* [TEXTE SOURCE]
La modernité est à la fois respectée et haïe. La preuve c'est qu'à l'ère de l'exaltation quasi-religieuse du bio, d'une conscience de plus en plus aiguë de l'avenir de la planète menacée par l'industrialisation de non retour, d'une reconnaissance de l'empreinte écologique comme cristallisation pertinente de l'identité individuelle, on peut s'inquiéter de ce qui advient des déchets tant en Occident que dans le monde dit d'en bas.

D'abord pourquoi l'Afrique? Esquissons premièrement cette réponse que je qualifierai de post-moderne et qui rend compte de la situation actuelle du monde, de ses avancées en terme de technique. Ce n'est guère un secret de polichinelle: la révolution industrielle du XIXe siècle a épargné le continent africain et cela se fait encore sentir. Il est vrai que de grosses industries mêmes polluantes existent en Afrique. Cependant l'industrialisation n'a pas suffisamment pris racine dans son contexte et ne fonctionne que de manière épi-phénoménale. Ce constat laconique provoque une réponse: étant donné que la compréhension actuelle de la notion de déchet est prioritairement liée au mode de consommation en société industrielle, on peut souligner d'une manière radicale que l'univers traditionnel au sud du Sahara méconnaisse son existence.

En effet, au-delà de la modernité, notre époque dite postmoderne semble de plus en plus remettre en question le scientisme qui hante l'Europe depuis le XIXe siècle. Elle signe l'arrêt de mort de la super-puissance de la science et de la technologie pour verser dans de nouvelles recherches qui tendent à voir dans différentes cultures et modes de vie, des sources d'espoir pour rectifier la trajectoire du monde. L'Afrique semble donc revêtir dans l'imaginaire de nombreux Occidentaux l'image d'un lieu par excellence de virginité en matière écologique. Est-ce de l'angélisme ou l'obsession d'un retour à une sorte de naturalisme qui dénonce l'écart de conduite en matière de responsabilité écologique? Serait-ce le sentiment d'une fin irrémédiable de la planète aux seuls motifs de l'incurie humaine grandissante?

Ensuite, une réponse qui a trait à la Weltanschauung dite africaine. Sans verser dans une généralisation abjecte, l'Afrique ne connaîtrait pas de déchet dans sa vision du monde qui intègre l'ensemble des éléments composant le monde et admet leur nécessité. Or, le déchet, par essence, est un excédent. A titre d'exemple, pour élucider cette vision unitaire du monde, l'Afrique noire, notamment, admet que le monde des vivants et celui de morts forment un tout. « Les morts ne sont pas morts » scandait le poète Birago Diop. Cette vision fait dire à plusieurs spécialistes de religion, par exemple, que l'Afrique est par essence animiste et polythéiste.

Partant de cette vision très répandue, on peut conclure que le déchet est d'office inexistant dans l'univers mental et réel africains. Autrement dit, l'Afrique serait, à l'image de sa couleur noire, le cimetière de toutes les autres couleurs existantes. Cette sorte de phagocytose des éléments qui viennent à elle, ferait de ce continent le monde par excellence de l'ouverture voulue, assumée ou subie à toute sorte d'étrangeté.

* [EXERCICES]
1: Indiquez si chacune des affirmations suivantes concorde avec le texte sur le déchet en Afrique, en répondant par oui ou par non et en citant les mots du texte qui tranchent. (a) La révolution industrielle du XIXe siècle n'a pas touché le continent africain. (b) Il n'existe aucune grosse industrie polluante en Afrique. (c) La phrase « Les morts ne sont pas morts » est attribuée au poète Birago Diop.
2: Poursuivez le texte sur le déchet en Afrique à partir de sa dernière phrase.

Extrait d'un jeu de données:
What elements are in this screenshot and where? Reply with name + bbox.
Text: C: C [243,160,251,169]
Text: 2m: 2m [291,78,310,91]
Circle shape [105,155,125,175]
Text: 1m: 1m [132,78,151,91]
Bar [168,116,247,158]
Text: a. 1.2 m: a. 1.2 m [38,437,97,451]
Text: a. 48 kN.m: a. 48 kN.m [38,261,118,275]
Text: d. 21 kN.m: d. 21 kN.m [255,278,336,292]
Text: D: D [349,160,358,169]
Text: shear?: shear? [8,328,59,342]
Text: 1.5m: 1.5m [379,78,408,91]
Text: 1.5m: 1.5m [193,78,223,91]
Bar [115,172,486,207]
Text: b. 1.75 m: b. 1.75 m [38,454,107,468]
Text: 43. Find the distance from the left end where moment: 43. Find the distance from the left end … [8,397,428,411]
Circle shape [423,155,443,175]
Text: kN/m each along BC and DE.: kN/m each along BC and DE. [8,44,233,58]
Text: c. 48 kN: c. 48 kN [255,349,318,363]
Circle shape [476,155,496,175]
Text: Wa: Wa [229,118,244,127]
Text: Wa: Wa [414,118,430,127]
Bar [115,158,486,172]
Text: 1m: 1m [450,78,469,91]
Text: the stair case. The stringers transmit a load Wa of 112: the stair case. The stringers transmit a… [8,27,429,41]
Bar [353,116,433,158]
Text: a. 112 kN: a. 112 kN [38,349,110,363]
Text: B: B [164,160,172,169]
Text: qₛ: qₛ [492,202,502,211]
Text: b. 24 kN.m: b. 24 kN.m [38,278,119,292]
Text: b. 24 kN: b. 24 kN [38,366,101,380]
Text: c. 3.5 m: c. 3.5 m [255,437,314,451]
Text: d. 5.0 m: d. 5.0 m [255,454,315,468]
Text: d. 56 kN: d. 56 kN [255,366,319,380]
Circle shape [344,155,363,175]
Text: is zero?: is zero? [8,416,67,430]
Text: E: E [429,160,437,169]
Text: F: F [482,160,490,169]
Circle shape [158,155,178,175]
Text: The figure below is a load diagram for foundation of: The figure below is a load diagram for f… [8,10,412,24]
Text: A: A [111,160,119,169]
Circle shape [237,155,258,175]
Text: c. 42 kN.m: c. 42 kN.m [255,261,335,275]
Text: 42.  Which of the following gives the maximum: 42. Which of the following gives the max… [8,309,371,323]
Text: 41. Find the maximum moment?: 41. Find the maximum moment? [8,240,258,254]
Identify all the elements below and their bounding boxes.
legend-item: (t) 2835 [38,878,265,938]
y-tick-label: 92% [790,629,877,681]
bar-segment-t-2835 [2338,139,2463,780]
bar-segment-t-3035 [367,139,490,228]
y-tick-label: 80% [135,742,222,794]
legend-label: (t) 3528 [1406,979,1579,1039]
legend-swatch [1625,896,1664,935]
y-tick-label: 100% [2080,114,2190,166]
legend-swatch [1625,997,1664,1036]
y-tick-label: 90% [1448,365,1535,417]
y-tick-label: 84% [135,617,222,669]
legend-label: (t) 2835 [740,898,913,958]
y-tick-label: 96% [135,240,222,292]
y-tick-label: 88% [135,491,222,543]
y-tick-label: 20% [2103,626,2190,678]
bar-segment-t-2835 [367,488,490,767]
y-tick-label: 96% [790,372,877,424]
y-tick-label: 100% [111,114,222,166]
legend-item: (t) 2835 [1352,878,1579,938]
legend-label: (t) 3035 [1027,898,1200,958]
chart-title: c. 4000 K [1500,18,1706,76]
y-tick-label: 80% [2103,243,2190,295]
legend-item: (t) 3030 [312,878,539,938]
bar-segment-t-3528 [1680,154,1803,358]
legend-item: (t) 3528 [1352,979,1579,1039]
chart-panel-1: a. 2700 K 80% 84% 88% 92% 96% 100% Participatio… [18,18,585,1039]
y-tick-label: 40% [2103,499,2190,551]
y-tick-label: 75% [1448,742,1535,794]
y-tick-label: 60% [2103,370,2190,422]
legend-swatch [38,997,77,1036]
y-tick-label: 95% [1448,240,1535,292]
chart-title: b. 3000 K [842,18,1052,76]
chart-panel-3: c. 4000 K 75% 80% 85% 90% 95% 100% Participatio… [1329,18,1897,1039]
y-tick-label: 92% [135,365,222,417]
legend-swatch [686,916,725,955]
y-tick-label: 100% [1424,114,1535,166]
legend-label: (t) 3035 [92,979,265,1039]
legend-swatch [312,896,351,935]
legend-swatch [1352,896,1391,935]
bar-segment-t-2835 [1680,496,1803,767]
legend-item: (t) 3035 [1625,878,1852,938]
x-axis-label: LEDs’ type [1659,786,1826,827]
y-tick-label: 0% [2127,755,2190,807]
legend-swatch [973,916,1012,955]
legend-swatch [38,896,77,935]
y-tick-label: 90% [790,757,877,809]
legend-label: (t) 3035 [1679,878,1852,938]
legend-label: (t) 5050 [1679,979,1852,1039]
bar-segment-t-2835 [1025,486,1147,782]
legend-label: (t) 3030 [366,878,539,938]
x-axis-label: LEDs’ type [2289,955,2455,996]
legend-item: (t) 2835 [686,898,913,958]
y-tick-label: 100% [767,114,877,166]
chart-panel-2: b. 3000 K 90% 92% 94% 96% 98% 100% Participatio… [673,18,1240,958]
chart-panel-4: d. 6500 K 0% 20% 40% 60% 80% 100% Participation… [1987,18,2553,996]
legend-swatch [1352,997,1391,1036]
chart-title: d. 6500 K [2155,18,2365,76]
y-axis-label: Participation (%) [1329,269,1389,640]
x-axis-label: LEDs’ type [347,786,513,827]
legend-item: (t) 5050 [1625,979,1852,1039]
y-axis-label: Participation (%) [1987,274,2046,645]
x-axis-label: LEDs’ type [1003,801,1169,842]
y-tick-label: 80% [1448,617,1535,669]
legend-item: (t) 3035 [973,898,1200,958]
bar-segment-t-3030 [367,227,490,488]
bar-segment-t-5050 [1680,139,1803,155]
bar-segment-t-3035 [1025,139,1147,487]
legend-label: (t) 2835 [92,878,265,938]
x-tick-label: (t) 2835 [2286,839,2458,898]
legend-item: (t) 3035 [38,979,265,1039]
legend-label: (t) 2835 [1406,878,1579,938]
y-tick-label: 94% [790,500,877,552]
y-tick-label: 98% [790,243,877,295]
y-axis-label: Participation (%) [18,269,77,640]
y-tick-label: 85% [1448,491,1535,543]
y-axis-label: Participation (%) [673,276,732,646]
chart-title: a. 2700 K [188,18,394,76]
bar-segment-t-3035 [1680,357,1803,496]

* [RÉSULTATS]
1:
(a) Oui : « la révolution industrielle du XIXe siècle a épargné le continent africain ».
(b) Non : « Il est vrai que de grosses industries mêmes polluantes existent en Afrique. »
(c) Oui : « « Les morts ne sont pas morts » scandait le poète Birago Diop. »

2:
Aujourd'hui, cette vision est âprement discutée. L'unité africaine au sens superficiel du terme n'existe que dans l'ethnologie dix-neuvièmiste dominante et dans toutes sortes de fantasmes. A cette vision d'entente parfaite entre les différents mondes unis par la palabre (sorte d'Agora africaine), s'oppose une vision plurale de l'Afrique. Contrairement à ce que renvoie cette fausse imagerie, le monde noir connaît des différences, des discussions voire des contradictions. En conclusion, loin de nous ce monde inventé et suspect.

Le résidu ou le déchet n'est pas absent de manière absolue. Au contraire, il est dans la confrontation des idées, mais aussi dans l'ouverture au monde de la consommation. L'Afrique a toujours connu des mouvements comme le reste de la planète: le déchet introduit par la technologie, celui lié à la possession et la dépossession de ces objets transformés, utilisés et abandonnés. La stratégie d'ensemble consiste en une circularité dans la manipulation des déchets de la technologie en milieux urbains notamment. Les engins arrivés en fin de vie et qui meublent indélicatement les déchetteries improvisées pour la plupart de temps redeviennent des sources de revenus parallèles dans le secteur tertiaire. La ferraille va subir d'autres transformations utiles en Inde ou en Chine. A l'heure actuelle il n'existe pas de volonté ou de possibilité de procéder à des récupérations autres que celles des petits artisans, dans le but de fabriquer des ustensiles et autres outils pourtant nécessaires au quotidien. Ces inventeurs et adeptes de la débrouillardise des métropoles africaines sont insuffisamment pris au sérieux par l'Etat. Ce dernier minimise leur technicité et finalement leur secteur d'activité pourtant reconnu comme un reflet de cette intelligence orpheline.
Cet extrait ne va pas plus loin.